Aim of the task: Below are records to transcribe exactly, without their pictures.

☆ ☆ ☆ ☆ ☆ ☆ ☆

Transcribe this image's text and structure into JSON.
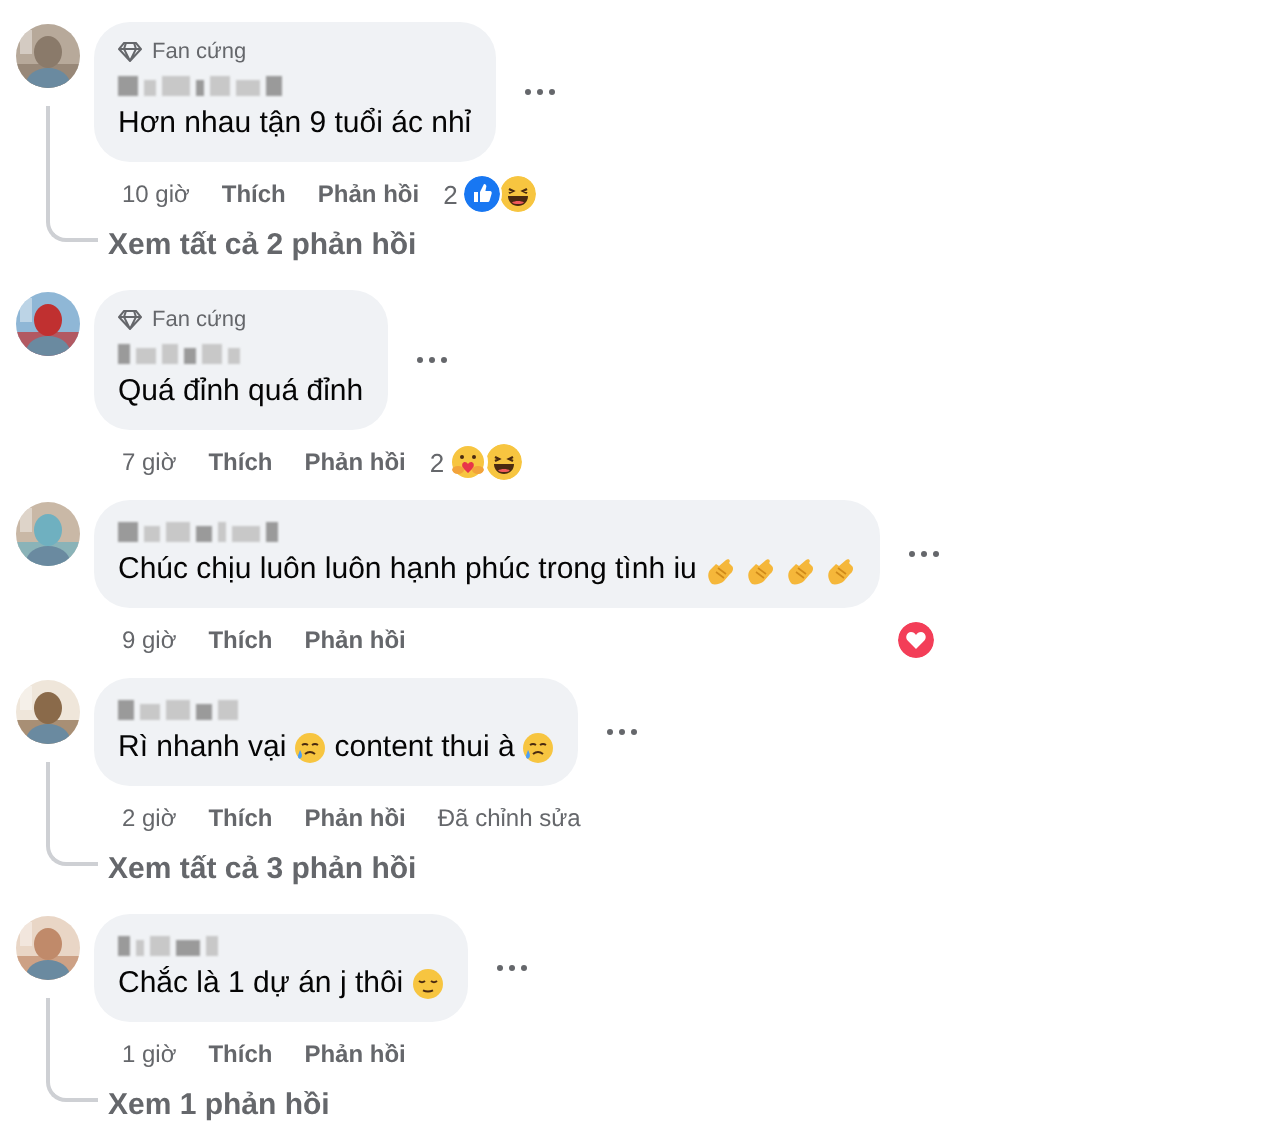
{
  "comments": [
    {
      "badge": "Fan cứng",
      "body": [
        {
          "kind": "text",
          "text": "Hơn nhau tận 9 tuổi ác nhỉ"
        }
      ],
      "time": "10 giờ",
      "like": "Thích",
      "reply": "Phản hồi",
      "reaction_count": "2",
      "reactions": [
        {
          "kind": "like"
        },
        {
          "kind": "haha"
        }
      ],
      "replies_link": "Xem tất cả 2 phản hồi"
    },
    {
      "badge": "Fan cứng",
      "body": [
        {
          "kind": "text",
          "text": "Quá đỉnh quá đỉnh"
        }
      ],
      "time": "7 giờ",
      "like": "Thích",
      "reply": "Phản hồi",
      "reaction_count": "2",
      "reactions": [
        {
          "kind": "care"
        },
        {
          "kind": "haha"
        }
      ]
    },
    {
      "body": [
        {
          "kind": "text",
          "text": "Chúc chịu luôn luôn hạnh phúc trong tình iu"
        },
        {
          "kind": "finger-heart"
        },
        {
          "kind": "finger-heart"
        },
        {
          "kind": "finger-heart"
        },
        {
          "kind": "finger-heart"
        }
      ],
      "time": "9 giờ",
      "like": "Thích",
      "reply": "Phản hồi",
      "reactions": [
        {
          "kind": "love"
        }
      ]
    },
    {
      "body": [
        {
          "kind": "text",
          "text": "Rì nhanh vại"
        },
        {
          "kind": "sad-smile"
        },
        {
          "kind": "text",
          "text": "content thui à"
        },
        {
          "kind": "sad-smile"
        }
      ],
      "time": "2 giờ",
      "like": "Thích",
      "reply": "Phản hồi",
      "edited": "Đã chỉnh sửa",
      "replies_link": "Xem tất cả 3 phản hồi"
    },
    {
      "body": [
        {
          "kind": "text",
          "text": "Chắc là 1 dự án j thôi"
        },
        {
          "kind": "relieved"
        }
      ],
      "time": "1 giờ",
      "like": "Thích",
      "reply": "Phản hồi",
      "replies_link": "Xem 1 phản hồi"
    }
  ]
}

☆ ☆ ☆ ☆ ☆ ☆ ☆

Answer for this exercise:
Transcribe this image's text and structure into JSON.
{
  "comments": [
    {
      "badge": "Fan cứng",
      "body": [
        {
          "kind": "text",
          "text": "Hơn nhau tận 9 tuổi ác nhỉ"
        }
      ],
      "time": "10 giờ",
      "like": "Thích",
      "reply": "Phản hồi",
      "reaction_count": "2",
      "reactions": [
        {
          "kind": "like"
        },
        {
          "kind": "haha"
        }
      ],
      "replies_link": "Xem tất cả 2 phản hồi"
    },
    {
      "badge": "Fan cứng",
      "body": [
        {
          "kind": "text",
          "text": "Quá đỉnh quá đỉnh"
        }
      ],
      "time": "7 giờ",
      "like": "Thích",
      "reply": "Phản hồi",
      "reaction_count": "2",
      "reactions": [
        {
          "kind": "care"
        },
        {
          "kind": "haha"
        }
      ]
    },
    {
      "body": [
        {
          "kind": "text",
          "text": "Chúc chịu luôn luôn hạnh phúc trong tình iu"
        },
        {
          "kind": "finger-heart"
        },
        {
          "kind": "finger-heart"
        },
        {
          "kind": "finger-heart"
        },
        {
          "kind": "finger-heart"
        }
      ],
      "time": "9 giờ",
      "like": "Thích",
      "reply": "Phản hồi",
      "reactions": [
        {
          "kind": "love"
        }
      ]
    },
    {
      "body": [
        {
          "kind": "text",
          "text": "Rì nhanh vại"
        },
        {
          "kind": "sad-smile"
        },
        {
          "kind": "text",
          "text": "content thui à"
        },
        {
          "kind": "sad-smile"
        }
      ],
      "time": "2 giờ",
      "like": "Thích",
      "reply": "Phản hồi",
      "edited": "Đã chỉnh sửa",
      "replies_link": "Xem tất cả 3 phản hồi"
    },
    {
      "body": [
        {
          "kind": "text",
          "text": "Chắc là 1 dự án j thôi"
        },
        {
          "kind": "relieved"
        }
      ],
      "time": "1 giờ",
      "like": "Thích",
      "reply": "Phản hồi",
      "replies_link": "Xem 1 phản hồi"
    }
  ]
}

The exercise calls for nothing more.